GOAL OF THE EXERCISE: List all lines in the material below that contain "test".

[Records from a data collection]

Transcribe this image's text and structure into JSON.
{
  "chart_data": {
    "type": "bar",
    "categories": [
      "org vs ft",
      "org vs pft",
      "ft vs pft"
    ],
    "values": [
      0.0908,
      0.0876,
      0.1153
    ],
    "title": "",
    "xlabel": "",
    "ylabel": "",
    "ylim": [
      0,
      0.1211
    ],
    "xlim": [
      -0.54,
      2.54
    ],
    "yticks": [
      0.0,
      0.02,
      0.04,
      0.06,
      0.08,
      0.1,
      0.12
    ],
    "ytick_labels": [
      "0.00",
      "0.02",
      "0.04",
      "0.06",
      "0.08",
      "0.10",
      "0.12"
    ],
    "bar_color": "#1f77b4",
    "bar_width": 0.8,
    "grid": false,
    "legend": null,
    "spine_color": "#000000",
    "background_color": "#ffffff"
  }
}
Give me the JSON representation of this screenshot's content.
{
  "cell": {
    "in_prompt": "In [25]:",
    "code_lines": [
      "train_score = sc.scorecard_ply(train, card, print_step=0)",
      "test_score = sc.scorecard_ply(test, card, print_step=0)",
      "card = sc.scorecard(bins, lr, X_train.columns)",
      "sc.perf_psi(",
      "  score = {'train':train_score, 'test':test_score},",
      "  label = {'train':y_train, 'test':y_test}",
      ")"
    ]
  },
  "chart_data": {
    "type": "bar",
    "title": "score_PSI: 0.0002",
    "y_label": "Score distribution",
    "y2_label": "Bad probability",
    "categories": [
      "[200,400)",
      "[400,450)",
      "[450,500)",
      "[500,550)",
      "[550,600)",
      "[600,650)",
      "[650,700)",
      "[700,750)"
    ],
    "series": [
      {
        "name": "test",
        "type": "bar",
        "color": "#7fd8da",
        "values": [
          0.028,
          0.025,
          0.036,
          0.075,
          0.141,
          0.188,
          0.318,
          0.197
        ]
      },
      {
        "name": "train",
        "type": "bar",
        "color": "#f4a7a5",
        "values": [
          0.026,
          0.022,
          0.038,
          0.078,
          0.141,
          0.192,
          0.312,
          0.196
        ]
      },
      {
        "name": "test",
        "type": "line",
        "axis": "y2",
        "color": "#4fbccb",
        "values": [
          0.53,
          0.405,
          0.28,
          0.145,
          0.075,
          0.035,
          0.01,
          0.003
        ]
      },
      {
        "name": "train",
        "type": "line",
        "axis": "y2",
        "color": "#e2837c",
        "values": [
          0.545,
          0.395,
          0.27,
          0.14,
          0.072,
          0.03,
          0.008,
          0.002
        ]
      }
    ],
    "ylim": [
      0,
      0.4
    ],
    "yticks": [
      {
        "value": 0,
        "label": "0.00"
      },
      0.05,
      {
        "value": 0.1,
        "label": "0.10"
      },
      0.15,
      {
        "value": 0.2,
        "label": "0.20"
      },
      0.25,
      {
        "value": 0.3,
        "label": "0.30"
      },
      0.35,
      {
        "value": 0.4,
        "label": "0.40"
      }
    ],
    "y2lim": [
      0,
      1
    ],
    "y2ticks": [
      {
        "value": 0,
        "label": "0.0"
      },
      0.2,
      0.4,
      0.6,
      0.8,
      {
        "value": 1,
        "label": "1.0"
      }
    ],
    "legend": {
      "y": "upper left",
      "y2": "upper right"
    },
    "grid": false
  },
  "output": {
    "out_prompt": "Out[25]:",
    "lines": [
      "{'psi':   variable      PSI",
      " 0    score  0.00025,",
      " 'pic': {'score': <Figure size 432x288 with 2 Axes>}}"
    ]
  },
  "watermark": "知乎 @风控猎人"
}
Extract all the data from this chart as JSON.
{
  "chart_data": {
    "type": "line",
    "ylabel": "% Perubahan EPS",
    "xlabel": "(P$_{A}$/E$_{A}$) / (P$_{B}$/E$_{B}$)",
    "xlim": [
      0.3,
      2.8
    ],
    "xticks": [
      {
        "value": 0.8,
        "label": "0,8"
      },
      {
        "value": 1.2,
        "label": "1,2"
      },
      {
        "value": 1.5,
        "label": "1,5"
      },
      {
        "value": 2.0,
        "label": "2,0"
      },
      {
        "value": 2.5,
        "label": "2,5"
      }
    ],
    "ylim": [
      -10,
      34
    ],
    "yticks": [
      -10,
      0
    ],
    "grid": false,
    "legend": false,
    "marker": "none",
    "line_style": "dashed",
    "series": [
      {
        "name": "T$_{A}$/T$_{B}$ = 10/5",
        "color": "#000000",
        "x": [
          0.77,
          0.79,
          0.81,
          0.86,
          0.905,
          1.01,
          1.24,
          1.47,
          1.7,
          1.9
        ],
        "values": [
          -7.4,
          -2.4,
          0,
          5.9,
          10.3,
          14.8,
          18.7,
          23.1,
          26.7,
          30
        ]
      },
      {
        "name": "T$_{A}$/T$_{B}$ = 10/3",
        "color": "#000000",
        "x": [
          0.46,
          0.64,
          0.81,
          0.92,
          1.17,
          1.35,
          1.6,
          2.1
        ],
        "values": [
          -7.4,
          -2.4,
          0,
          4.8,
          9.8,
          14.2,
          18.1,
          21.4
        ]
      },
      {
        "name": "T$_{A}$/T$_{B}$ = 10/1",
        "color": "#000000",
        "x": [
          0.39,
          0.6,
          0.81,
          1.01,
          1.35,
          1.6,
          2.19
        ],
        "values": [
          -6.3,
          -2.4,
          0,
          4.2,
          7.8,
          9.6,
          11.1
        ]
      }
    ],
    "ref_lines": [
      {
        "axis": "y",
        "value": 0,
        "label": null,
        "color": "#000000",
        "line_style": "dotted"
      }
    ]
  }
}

---

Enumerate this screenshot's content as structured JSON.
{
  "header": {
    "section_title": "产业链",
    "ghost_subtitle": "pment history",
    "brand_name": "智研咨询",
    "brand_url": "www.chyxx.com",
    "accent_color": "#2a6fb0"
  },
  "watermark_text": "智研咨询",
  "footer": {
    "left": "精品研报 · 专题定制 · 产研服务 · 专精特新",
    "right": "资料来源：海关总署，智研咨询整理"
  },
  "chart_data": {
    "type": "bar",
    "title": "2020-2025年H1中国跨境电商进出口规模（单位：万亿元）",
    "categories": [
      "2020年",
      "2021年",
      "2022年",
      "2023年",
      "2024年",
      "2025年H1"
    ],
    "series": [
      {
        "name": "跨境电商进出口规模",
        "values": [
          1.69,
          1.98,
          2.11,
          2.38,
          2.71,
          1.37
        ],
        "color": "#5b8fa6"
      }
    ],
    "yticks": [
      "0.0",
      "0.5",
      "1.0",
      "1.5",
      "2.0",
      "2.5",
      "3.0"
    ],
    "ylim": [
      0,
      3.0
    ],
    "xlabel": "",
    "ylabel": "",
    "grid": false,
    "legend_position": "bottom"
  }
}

WRITTEN RESPONSE:
      "test_score = sc.scorecard_ply(test, card, print_step=0)",
      "  score = {'train':train_score, 'test':test_score},",
      "  label = {'train':y_train, 'test':y_test}",
        "name": "test",
        "name": "test",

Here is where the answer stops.